--- start SUPPLIED MATERIAL ---

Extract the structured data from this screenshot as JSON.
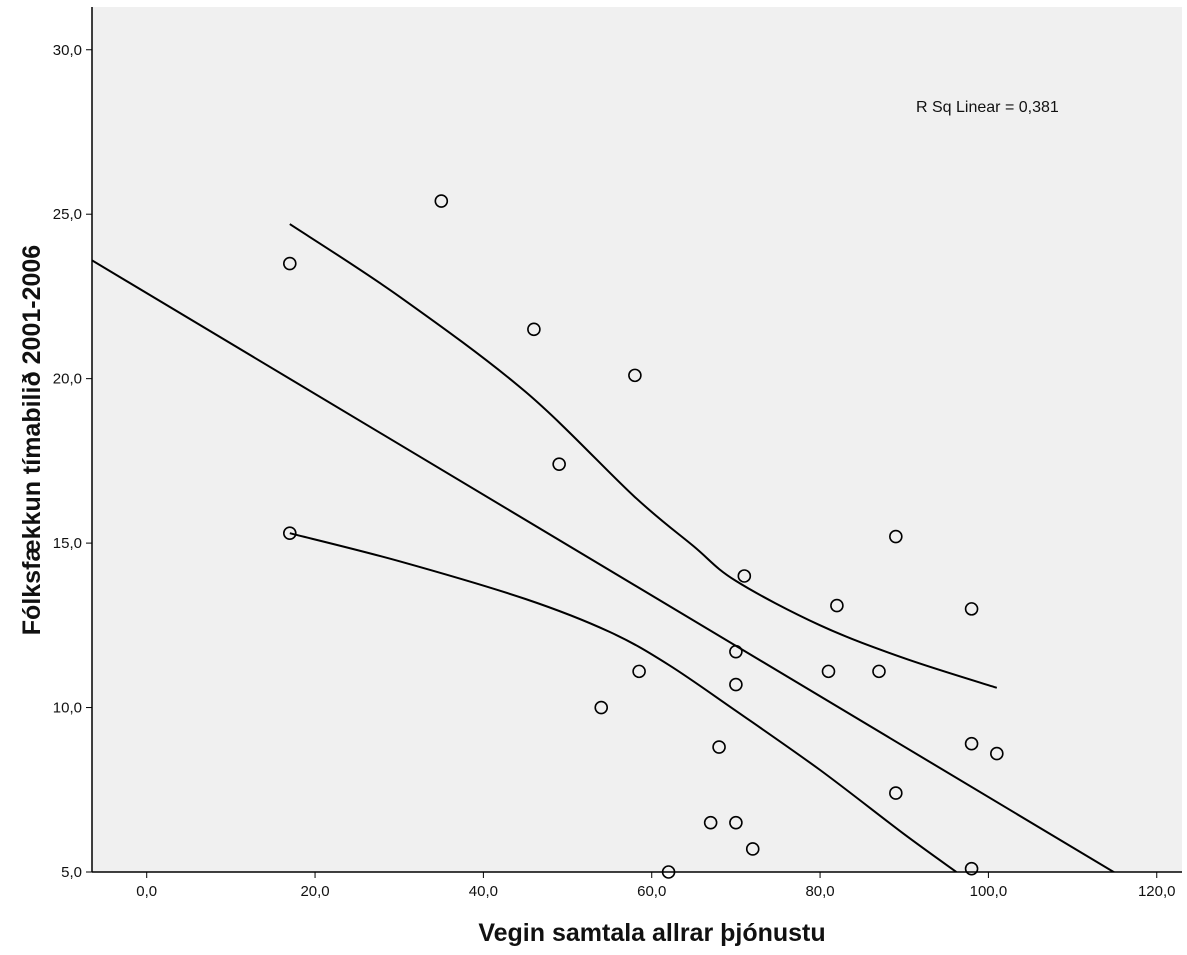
{
  "chart_data": {
    "type": "scatter",
    "xlabel": "Vegin samtala allrar þjónustu",
    "ylabel": "Fólksfækkun tímabilið 2001-2006",
    "annotation": "R Sq Linear = 0,381",
    "xlim": [
      -6.5,
      123
    ],
    "ylim": [
      5.0,
      31.3
    ],
    "x_ticks": [
      "0,0",
      "20,0",
      "40,0",
      "60,0",
      "80,0",
      "100,0",
      "120,0"
    ],
    "x_tick_values": [
      0,
      20,
      40,
      60,
      80,
      100,
      120
    ],
    "y_ticks": [
      "5,0",
      "10,0",
      "15,0",
      "20,0",
      "25,0",
      "30,0"
    ],
    "y_tick_values": [
      5,
      10,
      15,
      20,
      25,
      30
    ],
    "grid": false,
    "plot_background": "#f0f0f0",
    "axis_color": "#000000",
    "marker_color": "#000000",
    "points": [
      {
        "x": 17,
        "y": 23.5
      },
      {
        "x": 17,
        "y": 15.3
      },
      {
        "x": 35,
        "y": 25.4
      },
      {
        "x": 46,
        "y": 21.5
      },
      {
        "x": 49,
        "y": 17.4
      },
      {
        "x": 54,
        "y": 10.0
      },
      {
        "x": 58,
        "y": 20.1
      },
      {
        "x": 58.5,
        "y": 11.1
      },
      {
        "x": 62,
        "y": 5.0
      },
      {
        "x": 67,
        "y": 6.5
      },
      {
        "x": 68,
        "y": 8.8
      },
      {
        "x": 70,
        "y": 11.7
      },
      {
        "x": 70,
        "y": 10.7
      },
      {
        "x": 70,
        "y": 6.5
      },
      {
        "x": 71,
        "y": 14.0
      },
      {
        "x": 72,
        "y": 5.7
      },
      {
        "x": 81,
        "y": 11.1
      },
      {
        "x": 82,
        "y": 13.1
      },
      {
        "x": 87,
        "y": 11.1
      },
      {
        "x": 89,
        "y": 15.2
      },
      {
        "x": 89,
        "y": 7.4
      },
      {
        "x": 98,
        "y": 13.0
      },
      {
        "x": 98,
        "y": 8.9
      },
      {
        "x": 98,
        "y": 5.1
      },
      {
        "x": 101,
        "y": 8.6
      }
    ],
    "fit_line": {
      "intercept": 22.6,
      "slope": -0.1532
    },
    "ci_upper": [
      {
        "x": 17,
        "y": 24.7
      },
      {
        "x": 30,
        "y": 22.5
      },
      {
        "x": 45,
        "y": 19.6
      },
      {
        "x": 58,
        "y": 16.4
      },
      {
        "x": 65,
        "y": 14.9
      },
      {
        "x": 70,
        "y": 13.85
      },
      {
        "x": 80,
        "y": 12.5
      },
      {
        "x": 90,
        "y": 11.5
      },
      {
        "x": 101,
        "y": 10.6
      }
    ],
    "ci_lower": [
      {
        "x": 17,
        "y": 15.3
      },
      {
        "x": 30,
        "y": 14.45
      },
      {
        "x": 45,
        "y": 13.3
      },
      {
        "x": 55,
        "y": 12.3
      },
      {
        "x": 62,
        "y": 11.3
      },
      {
        "x": 70,
        "y": 9.9
      },
      {
        "x": 80,
        "y": 8.1
      },
      {
        "x": 90,
        "y": 6.15
      },
      {
        "x": 96.2,
        "y": 5.0
      }
    ]
  }
}
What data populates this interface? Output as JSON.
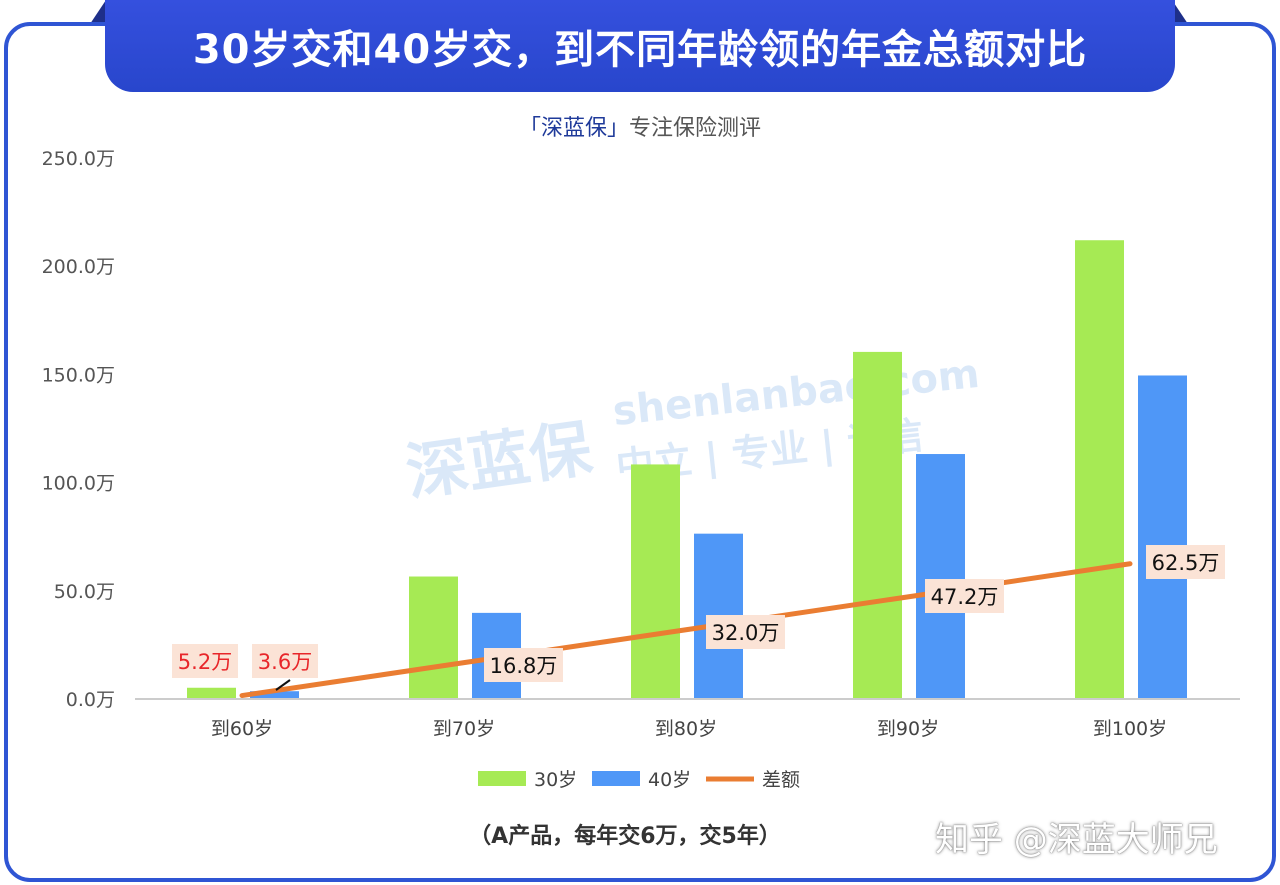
{
  "title": "30岁交和40岁交，到不同年龄领的年金总额对比",
  "subtitle_brand": "「深蓝保」",
  "subtitle_rest": "专注保险测评",
  "watermark": {
    "logo": "深蓝保",
    "site": "shenlanbao.com",
    "motto": "中立 | 专业 | 诚信"
  },
  "footnote": "（A产品，每年交6万，交5年）",
  "zhihu_watermark": "知乎 @深蓝大师兄",
  "chart_data": {
    "type": "bar",
    "title": "30岁交和40岁交，到不同年龄领的年金总额对比",
    "categories": [
      "到60岁",
      "到70岁",
      "到80岁",
      "到90岁",
      "到100岁"
    ],
    "yticks": [
      "0.0万",
      "50.0万",
      "100.0万",
      "150.0万",
      "200.0万",
      "250.0万"
    ],
    "ylim": [
      0,
      250
    ],
    "unit": "万",
    "grid": false,
    "legend_position": "bottom",
    "series": [
      {
        "name": "30岁",
        "type": "bar",
        "color": "#a6ea54",
        "values": [
          5.2,
          56.6,
          108.4,
          160.4,
          212.0
        ],
        "labels": [
          "5.2万"
        ]
      },
      {
        "name": "40岁",
        "type": "bar",
        "color": "#4f97f7",
        "values": [
          3.6,
          39.8,
          76.4,
          113.2,
          149.5
        ],
        "labels": [
          "3.6万"
        ]
      },
      {
        "name": "差额",
        "type": "line",
        "color": "#ea7d32",
        "values": [
          1.6,
          16.8,
          32.0,
          47.2,
          62.5
        ],
        "labels": [
          "",
          "16.8万",
          "32.0万",
          "47.2万",
          "62.5万"
        ]
      }
    ],
    "label_colors": {
      "highlight": "#e8262a",
      "normal": "#111111",
      "box": "#fbe3d6"
    }
  }
}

--- end SUPPLIED MATERIAL ---

Repeat the material verbatim. Do not carry over any picture.

Extract the structured data from this screenshot as JSON.
{
  "chart_data": {
    "type": "scatter",
    "xlabel": "Vegin samtala allrar þjónustu",
    "ylabel": "Fólksfækkun tímabilið 2001-2006",
    "annotation": "R Sq Linear = 0,381",
    "xlim": [
      -6.5,
      123
    ],
    "ylim": [
      5.0,
      31.3
    ],
    "x_ticks": [
      "0,0",
      "20,0",
      "40,0",
      "60,0",
      "80,0",
      "100,0",
      "120,0"
    ],
    "x_tick_values": [
      0,
      20,
      40,
      60,
      80,
      100,
      120
    ],
    "y_ticks": [
      "5,0",
      "10,0",
      "15,0",
      "20,0",
      "25,0",
      "30,0"
    ],
    "y_tick_values": [
      5,
      10,
      15,
      20,
      25,
      30
    ],
    "grid": false,
    "plot_background": "#f0f0f0",
    "axis_color": "#000000",
    "marker_color": "#000000",
    "points": [
      {
        "x": 17,
        "y": 23.5
      },
      {
        "x": 17,
        "y": 15.3
      },
      {
        "x": 35,
        "y": 25.4
      },
      {
        "x": 46,
        "y": 21.5
      },
      {
        "x": 49,
        "y": 17.4
      },
      {
        "x": 54,
        "y": 10.0
      },
      {
        "x": 58,
        "y": 20.1
      },
      {
        "x": 58.5,
        "y": 11.1
      },
      {
        "x": 62,
        "y": 5.0
      },
      {
        "x": 67,
        "y": 6.5
      },
      {
        "x": 68,
        "y": 8.8
      },
      {
        "x": 70,
        "y": 11.7
      },
      {
        "x": 70,
        "y": 10.7
      },
      {
        "x": 70,
        "y": 6.5
      },
      {
        "x": 71,
        "y": 14.0
      },
      {
        "x": 72,
        "y": 5.7
      },
      {
        "x": 81,
        "y": 11.1
      },
      {
        "x": 82,
        "y": 13.1
      },
      {
        "x": 87,
        "y": 11.1
      },
      {
        "x": 89,
        "y": 15.2
      },
      {
        "x": 89,
        "y": 7.4
      },
      {
        "x": 98,
        "y": 13.0
      },
      {
        "x": 98,
        "y": 8.9
      },
      {
        "x": 98,
        "y": 5.1
      },
      {
        "x": 101,
        "y": 8.6
      }
    ],
    "fit_line": {
      "intercept": 22.6,
      "slope": -0.1532
    },
    "ci_upper": [
      {
        "x": 17,
        "y": 24.7
      },
      {
        "x": 30,
        "y": 22.5
      },
      {
        "x": 45,
        "y": 19.6
      },
      {
        "x": 58,
        "y": 16.4
      },
      {
        "x": 65,
        "y": 14.9
      },
      {
        "x": 70,
        "y": 13.85
      },
      {
        "x": 80,
        "y": 12.5
      },
      {
        "x": 90,
        "y": 11.5
      },
      {
        "x": 101,
        "y": 10.6
      }
    ],
    "ci_lower": [
      {
        "x": 17,
        "y": 15.3
      },
      {
        "x": 30,
        "y": 14.45
      },
      {
        "x": 45,
        "y": 13.3
      },
      {
        "x": 55,
        "y": 12.3
      },
      {
        "x": 62,
        "y": 11.3
      },
      {
        "x": 70,
        "y": 9.9
      },
      {
        "x": 80,
        "y": 8.1
      },
      {
        "x": 90,
        "y": 6.15
      },
      {
        "x": 96.2,
        "y": 5.0
      }
    ]
  }
}
What data populates this interface? Output as JSON.
{
  "title": "30岁交和40岁交，到不同年龄领的年金总额对比",
  "subtitle_brand": "「深蓝保」",
  "subtitle_rest": "专注保险测评",
  "watermark": {
    "logo": "深蓝保",
    "site": "shenlanbao.com",
    "motto": "中立 | 专业 | 诚信"
  },
  "footnote": "（A产品，每年交6万，交5年）",
  "zhihu_watermark": "知乎 @深蓝大师兄",
  "chart_data": {
    "type": "bar",
    "title": "30岁交和40岁交，到不同年龄领的年金总额对比",
    "categories": [
      "到60岁",
      "到70岁",
      "到80岁",
      "到90岁",
      "到100岁"
    ],
    "yticks": [
      "0.0万",
      "50.0万",
      "100.0万",
      "150.0万",
      "200.0万",
      "250.0万"
    ],
    "ylim": [
      0,
      250
    ],
    "unit": "万",
    "grid": false,
    "legend_position": "bottom",
    "series": [
      {
        "name": "30岁",
        "type": "bar",
        "color": "#a6ea54",
        "values": [
          5.2,
          56.6,
          108.4,
          160.4,
          212.0
        ],
        "labels": [
          "5.2万"
        ]
      },
      {
        "name": "40岁",
        "type": "bar",
        "color": "#4f97f7",
        "values": [
          3.6,
          39.8,
          76.4,
          113.2,
          149.5
        ],
        "labels": [
          "3.6万"
        ]
      },
      {
        "name": "差额",
        "type": "line",
        "color": "#ea7d32",
        "values": [
          1.6,
          16.8,
          32.0,
          47.2,
          62.5
        ],
        "labels": [
          "",
          "16.8万",
          "32.0万",
          "47.2万",
          "62.5万"
        ]
      }
    ],
    "label_colors": {
      "highlight": "#e8262a",
      "normal": "#111111",
      "box": "#fbe3d6"
    }
  }
}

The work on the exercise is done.